- CHALLENGE
Return exactly the lines of the data below, from the one that contains "Read all visible content and emit it as JSON." through the final line, and leave out every picture.
Start of GIVEN ENTRIES
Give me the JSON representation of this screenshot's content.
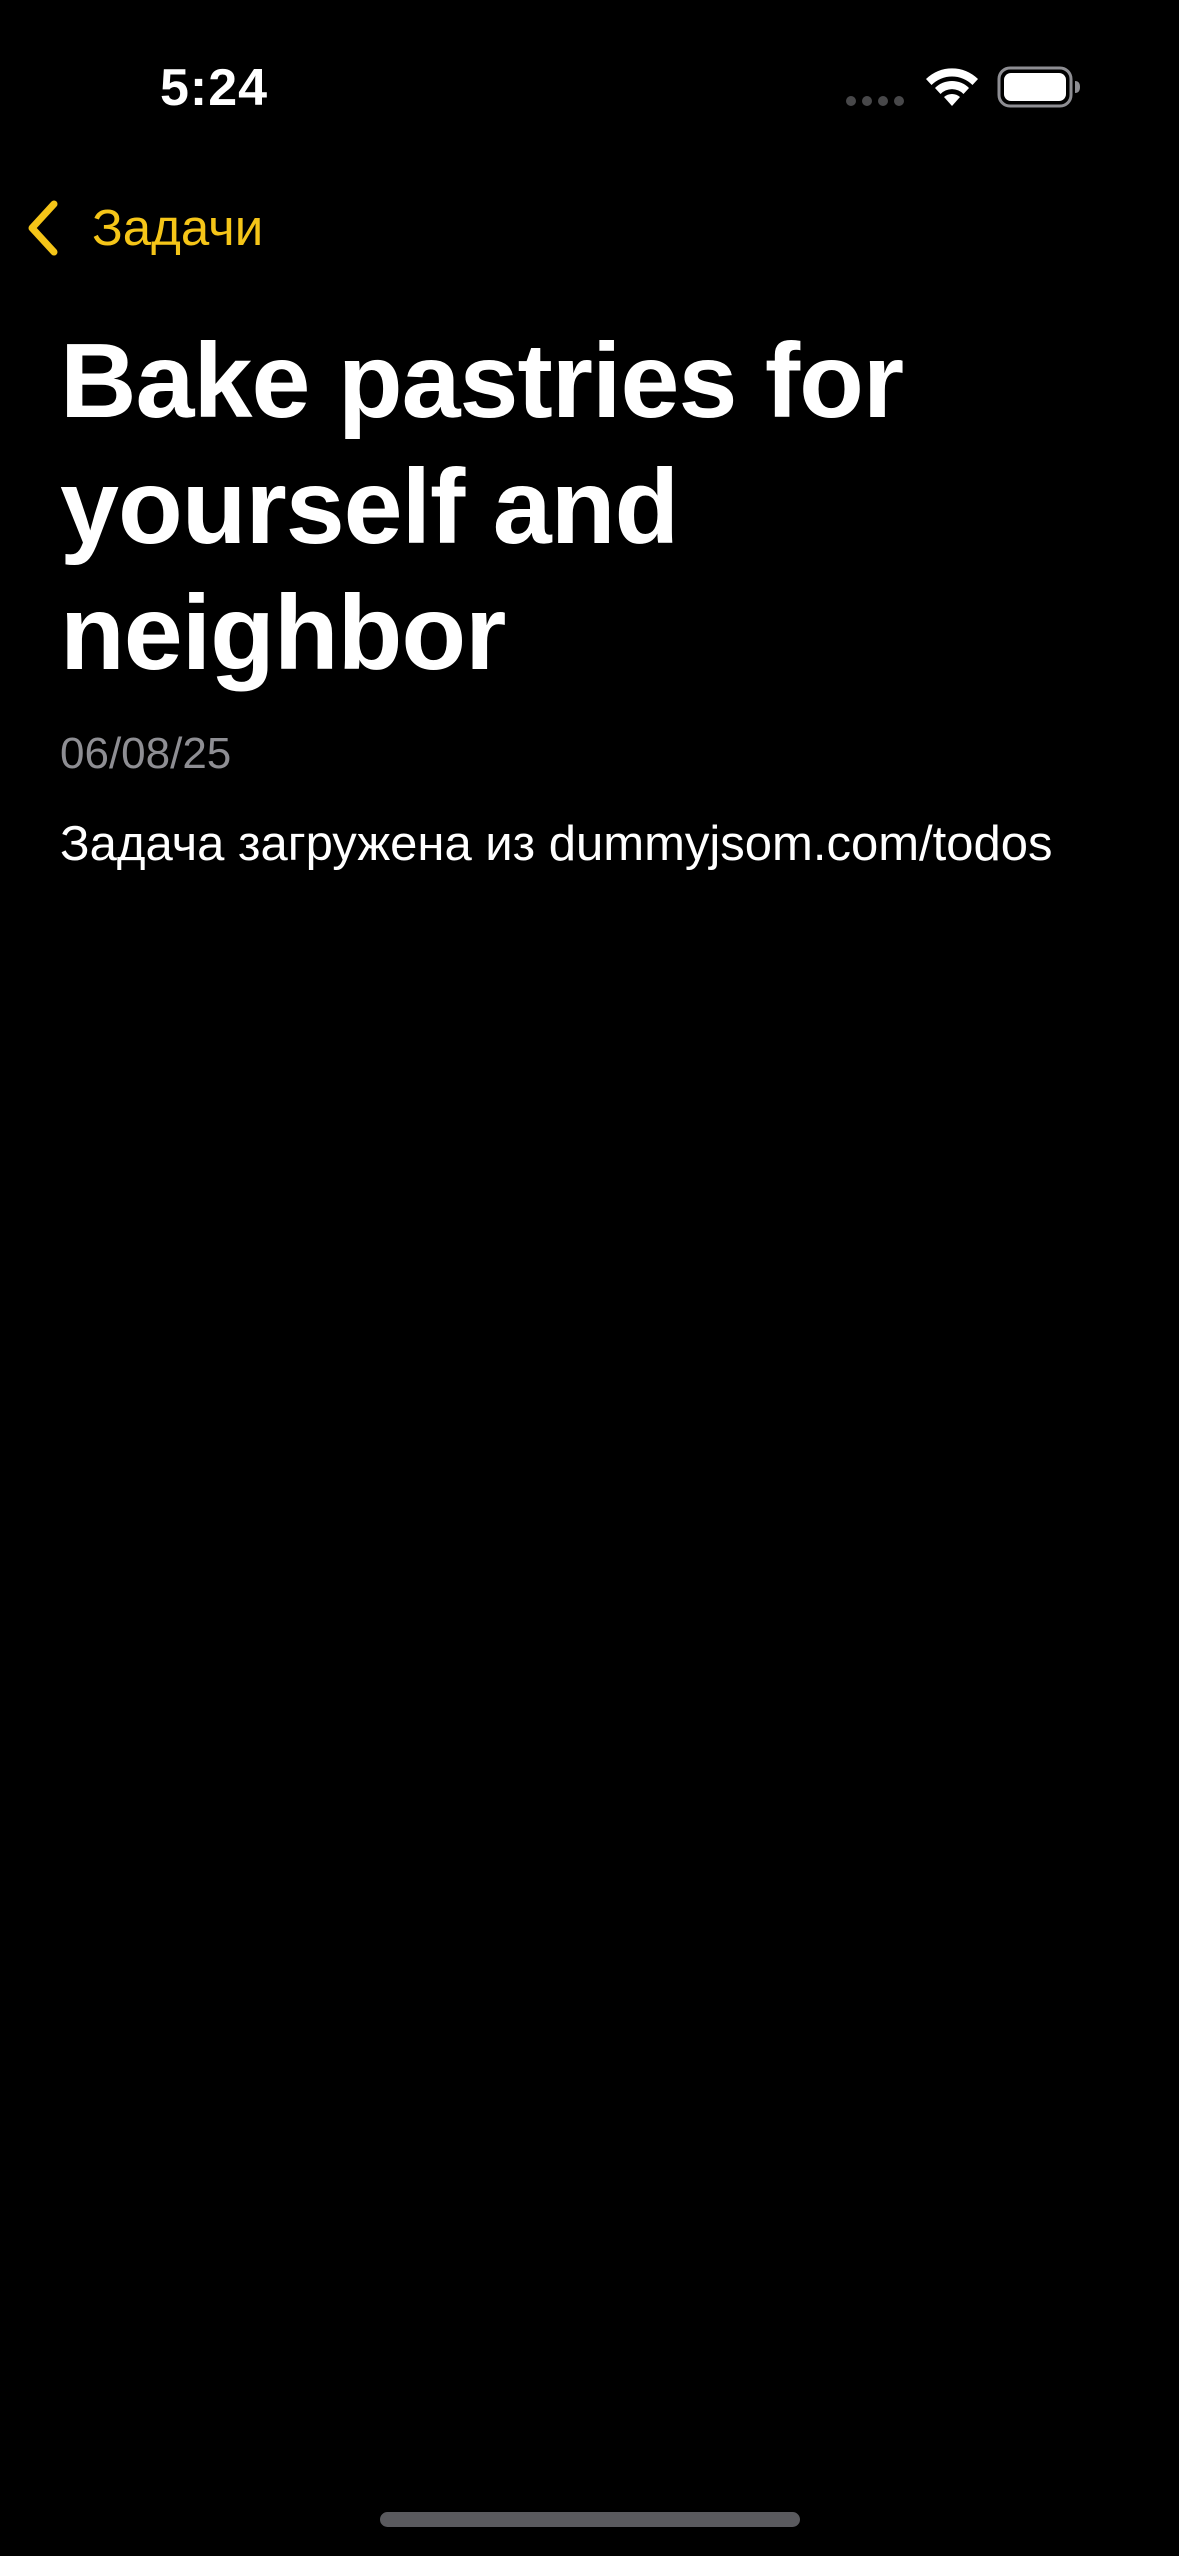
{
  "status_bar": {
    "time": "5:24",
    "icons": [
      "cellular-signal-icon",
      "wifi-icon",
      "battery-icon"
    ]
  },
  "nav": {
    "back_label": "Задачи",
    "back_icon": "chevron-left-icon"
  },
  "task": {
    "title": "Bake pastries for yourself and neighbor",
    "date": "06/08/25",
    "description": "Задача загружена из dummyjsom.com/todos"
  },
  "colors": {
    "background": "#000000",
    "accent": "#f5c518",
    "secondary_text": "#8e8e93",
    "primary_text": "#ffffff"
  }
}
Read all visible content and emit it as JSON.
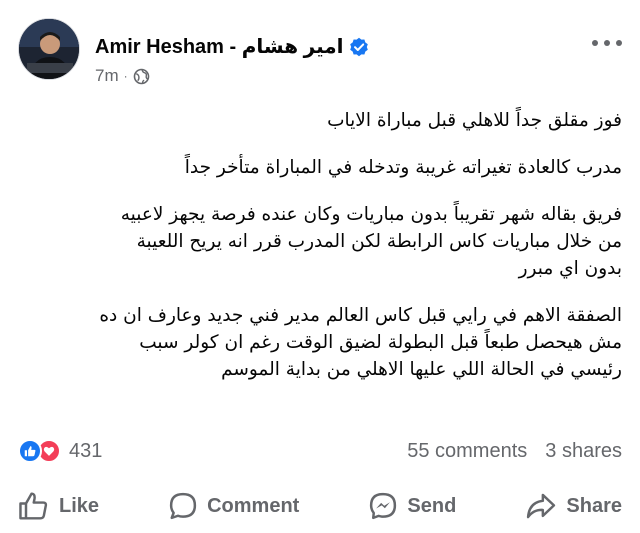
{
  "post": {
    "author": "Amir Hesham - امير هشام",
    "time": "7m",
    "separator": "·",
    "audience_icon": "globe-icon",
    "verified_icon": "verified-badge-icon",
    "paragraphs": [
      [
        "فوز مقلق جداً للاهلي قبل مباراة الاياب"
      ],
      [
        "مدرب كالعادة تغيراته غريبة وتدخله في المباراة متأخر جداً"
      ],
      [
        "فريق بقاله شهر تقريباً بدون مباريات وكان عنده فرصة يجهز لاعبيه",
        "من خلال مباريات كاس الرابطة لكن المدرب قرر انه يريح اللعيبة",
        "بدون اي مبرر"
      ],
      [
        "الصفقة الاهم في رايي قبل كاس العالم مدير فني جديد وعارف ان ده",
        "مش هيحصل طبعاً قبل البطولة لضيق الوقت رغم ان كولر سبب",
        "رئيسي في الحالة اللي عليها الاهلي من بداية الموسم"
      ]
    ]
  },
  "stats": {
    "reaction_count": "431",
    "comments": "55 comments",
    "shares": "3 shares",
    "reaction_icons": [
      "like-reaction-icon",
      "love-reaction-icon"
    ]
  },
  "actions": {
    "like": "Like",
    "comment": "Comment",
    "send": "Send",
    "share": "Share"
  },
  "colors": {
    "primary_text": "#050505",
    "secondary_text": "#65676b",
    "facebook_blue": "#1877f2",
    "love_red": "#f33e58"
  }
}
End of GIVEN ENTRIES
- TASK SOLUTION
Read all visible content and emit it as JSON.
{
  "post": {
    "author": "Amir Hesham - امير هشام",
    "time": "7m",
    "separator": "·",
    "audience_icon": "globe-icon",
    "verified_icon": "verified-badge-icon",
    "paragraphs": [
      [
        "فوز مقلق جداً للاهلي قبل مباراة الاياب"
      ],
      [
        "مدرب كالعادة تغيراته غريبة وتدخله في المباراة متأخر جداً"
      ],
      [
        "فريق بقاله شهر تقريباً بدون مباريات وكان عنده فرصة يجهز لاعبيه",
        "من خلال مباريات كاس الرابطة لكن المدرب قرر انه يريح اللعيبة",
        "بدون اي مبرر"
      ],
      [
        "الصفقة الاهم في رايي قبل كاس العالم مدير فني جديد وعارف ان ده",
        "مش هيحصل طبعاً قبل البطولة لضيق الوقت رغم ان كولر سبب",
        "رئيسي في الحالة اللي عليها الاهلي من بداية الموسم"
      ]
    ]
  },
  "stats": {
    "reaction_count": "431",
    "comments": "55 comments",
    "shares": "3 shares",
    "reaction_icons": [
      "like-reaction-icon",
      "love-reaction-icon"
    ]
  },
  "actions": {
    "like": "Like",
    "comment": "Comment",
    "send": "Send",
    "share": "Share"
  },
  "colors": {
    "primary_text": "#050505",
    "secondary_text": "#65676b",
    "facebook_blue": "#1877f2",
    "love_red": "#f33e58"
  }
}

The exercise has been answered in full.